Goal of the exercise
Locate all lines with the word "star". Copy them.

Provided data
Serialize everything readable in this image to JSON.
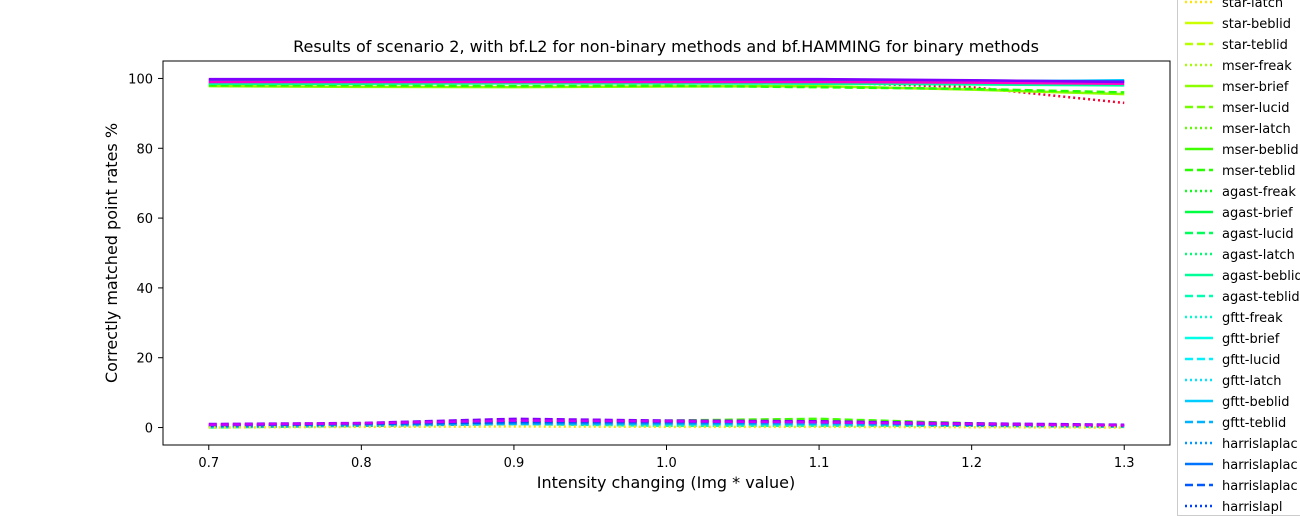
{
  "chart_data": {
    "type": "line",
    "title": "Results of scenario 2, with bf.L2 for non-binary methods and bf.HAMMING for binary methods",
    "xlabel": "Intensity changing (Img * value)",
    "ylabel": "Correctly matched point rates %",
    "xlim": [
      0.67,
      1.33
    ],
    "ylim": [
      -5,
      105
    ],
    "x_ticks": [
      "0.7",
      "0.8",
      "0.9",
      "1.0",
      "1.1",
      "1.2",
      "1.3"
    ],
    "y_ticks": [
      "0",
      "20",
      "40",
      "60",
      "80",
      "100"
    ],
    "grid": false,
    "legend_position": "outside right",
    "x": [
      0.7,
      0.8,
      0.9,
      1.0,
      1.1,
      1.2,
      1.3
    ],
    "legend_entries": [
      {
        "name": "star-latch",
        "style": "dotted",
        "color": "#ffe600"
      },
      {
        "name": "star-beblid",
        "style": "solid",
        "color": "#ccff00"
      },
      {
        "name": "star-teblid",
        "style": "dashed",
        "color": "#b8ff00"
      },
      {
        "name": "mser-freak",
        "style": "dotted",
        "color": "#a6ff00"
      },
      {
        "name": "mser-brief",
        "style": "solid",
        "color": "#8cff00"
      },
      {
        "name": "mser-lucid",
        "style": "dashed",
        "color": "#73ff00"
      },
      {
        "name": "mser-latch",
        "style": "dotted",
        "color": "#5cff00"
      },
      {
        "name": "mser-beblid",
        "style": "solid",
        "color": "#40ff00"
      },
      {
        "name": "mser-teblid",
        "style": "dashed",
        "color": "#26ff00"
      },
      {
        "name": "agast-freak",
        "style": "dotted",
        "color": "#0dff1a"
      },
      {
        "name": "agast-brief",
        "style": "solid",
        "color": "#00ff40"
      },
      {
        "name": "agast-lucid",
        "style": "dashed",
        "color": "#00ff59"
      },
      {
        "name": "agast-latch",
        "style": "dotted",
        "color": "#00ff73"
      },
      {
        "name": "agast-beblid",
        "style": "solid",
        "color": "#00ff99"
      },
      {
        "name": "agast-teblid",
        "style": "dashed",
        "color": "#00ffb3"
      },
      {
        "name": "gftt-freak",
        "style": "dotted",
        "color": "#00ffcc"
      },
      {
        "name": "gftt-brief",
        "style": "solid",
        "color": "#00ffe6"
      },
      {
        "name": "gftt-lucid",
        "style": "dashed",
        "color": "#00f2ff"
      },
      {
        "name": "gftt-latch",
        "style": "dotted",
        "color": "#00e6ff"
      },
      {
        "name": "gftt-beblid",
        "style": "solid",
        "color": "#00ccff"
      },
      {
        "name": "gftt-teblid",
        "style": "dashed",
        "color": "#00b3ff"
      },
      {
        "name": "harrislaplac",
        "style": "dotted",
        "color": "#0099ff"
      },
      {
        "name": "harrislaplac",
        "style": "solid",
        "color": "#0073ff"
      },
      {
        "name": "harrislaplac",
        "style": "dashed",
        "color": "#0059ff"
      },
      {
        "name": "harrislapl",
        "style": "dotted",
        "color": "#0040ff"
      }
    ],
    "series": [
      {
        "color": "#ff0033",
        "style": "dotted",
        "values": [
          98.5,
          98.6,
          98.7,
          98.8,
          98.9,
          97.5,
          93.0
        ]
      },
      {
        "color": "#ffffff",
        "style": "dotted",
        "values": [
          98.0,
          98.6,
          99.0,
          99.0,
          99.0,
          98.8,
          98.5
        ]
      },
      {
        "color": "#8cff00",
        "style": "solid",
        "values": [
          97.8,
          97.6,
          97.5,
          97.7,
          97.8,
          96.8,
          95.5
        ]
      },
      {
        "color": "#26ff00",
        "style": "dashed",
        "values": [
          98.0,
          98.0,
          97.8,
          97.9,
          97.5,
          97.0,
          96.0
        ]
      },
      {
        "color": "#00ff99",
        "style": "solid",
        "values": [
          98.5,
          98.5,
          98.6,
          98.6,
          98.5,
          98.3,
          98.0
        ]
      },
      {
        "color": "#00ccff",
        "style": "solid",
        "values": [
          99.0,
          99.2,
          99.3,
          99.3,
          99.2,
          99.0,
          99.5
        ]
      },
      {
        "color": "#0073ff",
        "style": "solid",
        "values": [
          99.5,
          99.6,
          99.7,
          99.7,
          99.6,
          99.4,
          99.2
        ]
      },
      {
        "color": "#ff00cc",
        "style": "solid",
        "values": [
          99.0,
          99.0,
          99.0,
          99.0,
          99.0,
          98.8,
          98.5
        ]
      },
      {
        "color": "#8000ff",
        "style": "solid",
        "values": [
          99.8,
          99.8,
          99.8,
          99.8,
          99.8,
          99.5,
          99.0
        ]
      },
      {
        "color": "#ccff00",
        "style": "dashed",
        "values": [
          0.5,
          1.0,
          1.5,
          1.5,
          2.2,
          1.0,
          0.5
        ]
      },
      {
        "color": "#40ff00",
        "style": "dashed",
        "values": [
          0.5,
          1.0,
          1.5,
          2.0,
          2.5,
          1.2,
          0.5
        ]
      },
      {
        "color": "#00ffcc",
        "style": "dashed",
        "values": [
          0.0,
          0.5,
          1.0,
          0.5,
          0.5,
          0.5,
          0.2
        ]
      },
      {
        "color": "#00b3ff",
        "style": "dashed",
        "values": [
          0.2,
          0.5,
          1.0,
          1.0,
          1.0,
          0.5,
          0.3
        ]
      },
      {
        "color": "#0059ff",
        "style": "dashed",
        "values": [
          0.5,
          1.0,
          1.5,
          1.5,
          1.5,
          0.8,
          0.5
        ]
      },
      {
        "color": "#8000ff",
        "style": "dashed",
        "values": [
          1.0,
          1.3,
          2.5,
          2.0,
          1.8,
          1.2,
          0.8
        ]
      },
      {
        "color": "#cc00ff",
        "style": "dashed",
        "values": [
          0.8,
          1.2,
          2.0,
          1.8,
          1.5,
          1.0,
          0.6
        ]
      },
      {
        "color": "#ffe600",
        "style": "dotted",
        "values": [
          0.0,
          0.2,
          0.3,
          0.2,
          0.2,
          0.1,
          0.0
        ]
      }
    ]
  }
}
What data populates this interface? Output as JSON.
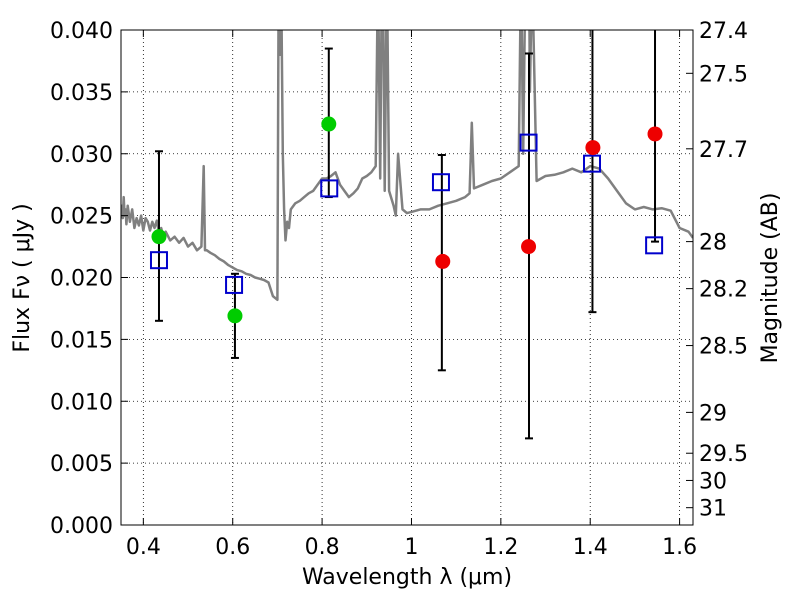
{
  "chart_data": {
    "type": "scatter",
    "xlabel": "Wavelength  λ (μm)",
    "ylabel": "Flux  Fν  ( μJy )",
    "ylabel_right": "Magnitude (AB)",
    "xlim": [
      0.35,
      1.63
    ],
    "ylim": [
      0.0,
      0.04
    ],
    "grid": true,
    "x_ticks": [
      0.4,
      0.6,
      0.8,
      1.0,
      1.2,
      1.4,
      1.6
    ],
    "x_tick_labels": [
      "0.4",
      "0.6",
      "0.8",
      "1",
      "1.2",
      "1.4",
      "1.6"
    ],
    "y_ticks": [
      0.0,
      0.005,
      0.01,
      0.015,
      0.02,
      0.025,
      0.03,
      0.035,
      0.04
    ],
    "y_tick_labels": [
      "0.000",
      "0.005",
      "0.010",
      "0.015",
      "0.020",
      "0.025",
      "0.030",
      "0.035",
      "0.040"
    ],
    "right_ticks": [
      {
        "label": "27.4",
        "flux": 0.04
      },
      {
        "label": "27.5",
        "flux": 0.0365
      },
      {
        "label": "27.7",
        "flux": 0.0304
      },
      {
        "label": "28",
        "flux": 0.0229
      },
      {
        "label": "28.2",
        "flux": 0.0191
      },
      {
        "label": "28.5",
        "flux": 0.0145
      },
      {
        "label": "29",
        "flux": 0.0091
      },
      {
        "label": "29.5",
        "flux": 0.0058
      },
      {
        "label": "30",
        "flux": 0.0036
      },
      {
        "label": "31",
        "flux": 0.0014
      }
    ],
    "colors": {
      "spectrum": "#808080",
      "model": "#0000cc",
      "green": "#00cc00",
      "red": "#ee0000",
      "errorbar": "#000000"
    },
    "spectrum": {
      "x": [
        0.35,
        0.352,
        0.354,
        0.356,
        0.358,
        0.36,
        0.362,
        0.365,
        0.37,
        0.375,
        0.38,
        0.385,
        0.39,
        0.395,
        0.4,
        0.405,
        0.41,
        0.415,
        0.42,
        0.425,
        0.43,
        0.435,
        0.44,
        0.445,
        0.45,
        0.46,
        0.47,
        0.48,
        0.49,
        0.5,
        0.51,
        0.52,
        0.53,
        0.535,
        0.538,
        0.542,
        0.55,
        0.56,
        0.57,
        0.58,
        0.59,
        0.6,
        0.61,
        0.62,
        0.63,
        0.64,
        0.65,
        0.66,
        0.67,
        0.68,
        0.69,
        0.7,
        0.703,
        0.706,
        0.709,
        0.712,
        0.715,
        0.718,
        0.722,
        0.726,
        0.73,
        0.74,
        0.75,
        0.76,
        0.77,
        0.78,
        0.79,
        0.8,
        0.81,
        0.82,
        0.83,
        0.84,
        0.85,
        0.86,
        0.87,
        0.88,
        0.89,
        0.9,
        0.91,
        0.92,
        0.925,
        0.93,
        0.935,
        0.94,
        0.945,
        0.95,
        0.96,
        0.965,
        0.97,
        0.98,
        0.99,
        1.0,
        1.02,
        1.04,
        1.06,
        1.08,
        1.1,
        1.12,
        1.13,
        1.135,
        1.14,
        1.16,
        1.18,
        1.2,
        1.22,
        1.24,
        1.245,
        1.25,
        1.26,
        1.265,
        1.27,
        1.28,
        1.3,
        1.32,
        1.34,
        1.36,
        1.38,
        1.4,
        1.42,
        1.44,
        1.46,
        1.48,
        1.5,
        1.52,
        1.54,
        1.56,
        1.58,
        1.6,
        1.62,
        1.63
      ],
      "flux": [
        0.0252,
        0.0258,
        0.0248,
        0.0265,
        0.025,
        0.0255,
        0.0243,
        0.0258,
        0.0245,
        0.0255,
        0.024,
        0.0248,
        0.0242,
        0.025,
        0.0238,
        0.0248,
        0.0245,
        0.0238,
        0.0245,
        0.024,
        0.0246,
        0.0236,
        0.024,
        0.0232,
        0.0237,
        0.023,
        0.0233,
        0.0228,
        0.0232,
        0.0225,
        0.0228,
        0.0222,
        0.0225,
        0.029,
        0.0222,
        0.0222,
        0.022,
        0.0218,
        0.0215,
        0.0213,
        0.021,
        0.0208,
        0.0206,
        0.0205,
        0.0203,
        0.0202,
        0.02,
        0.0199,
        0.0198,
        0.0196,
        0.0185,
        0.0182,
        0.045,
        0.038,
        0.042,
        0.03,
        0.0255,
        0.023,
        0.0245,
        0.024,
        0.0255,
        0.026,
        0.0262,
        0.0265,
        0.0268,
        0.027,
        0.0275,
        0.028,
        0.028,
        0.0282,
        0.0285,
        0.0275,
        0.027,
        0.0265,
        0.0268,
        0.0272,
        0.028,
        0.0282,
        0.0285,
        0.029,
        0.045,
        0.028,
        0.05,
        0.027,
        0.045,
        0.027,
        0.0258,
        0.025,
        0.03,
        0.0255,
        0.0252,
        0.0253,
        0.0255,
        0.0255,
        0.0258,
        0.026,
        0.0262,
        0.0265,
        0.0268,
        0.0325,
        0.0272,
        0.0275,
        0.0278,
        0.028,
        0.0285,
        0.029,
        0.045,
        0.03,
        0.06,
        0.035,
        0.045,
        0.0278,
        0.0282,
        0.0283,
        0.0285,
        0.0288,
        0.0285,
        0.029,
        0.0288,
        0.028,
        0.027,
        0.026,
        0.0255,
        0.0257,
        0.0255,
        0.0256,
        0.0254,
        0.024,
        0.0237,
        0.0232
      ]
    },
    "model_points": {
      "x": [
        0.435,
        0.603,
        0.816,
        1.066,
        1.262,
        1.404,
        1.543
      ],
      "y": [
        0.0214,
        0.0194,
        0.0272,
        0.0277,
        0.0309,
        0.0292,
        0.0226
      ]
    },
    "green_points": {
      "x": [
        0.435,
        0.605,
        0.815
      ],
      "y": [
        0.0233,
        0.0169,
        0.0324
      ]
    },
    "red_points": {
      "x": [
        1.07,
        1.262,
        1.406,
        1.545
      ],
      "y": [
        0.0213,
        0.0225,
        0.0305,
        0.0316
      ]
    },
    "error_bars": [
      {
        "x": 0.435,
        "low": 0.0165,
        "high": 0.0302
      },
      {
        "x": 0.605,
        "low": 0.0135,
        "high": 0.0203
      },
      {
        "x": 0.815,
        "low": 0.0265,
        "high": 0.0385
      },
      {
        "x": 1.068,
        "low": 0.0125,
        "high": 0.0299
      },
      {
        "x": 1.263,
        "low": 0.007,
        "high": 0.0381
      },
      {
        "x": 1.405,
        "low": 0.0172,
        "high": 0.0409
      },
      {
        "x": 1.545,
        "low": 0.0229,
        "high": 0.041
      }
    ]
  }
}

Task result
        "name": "star-latch",
        "name": "star-beblid",
        "name": "star-teblid",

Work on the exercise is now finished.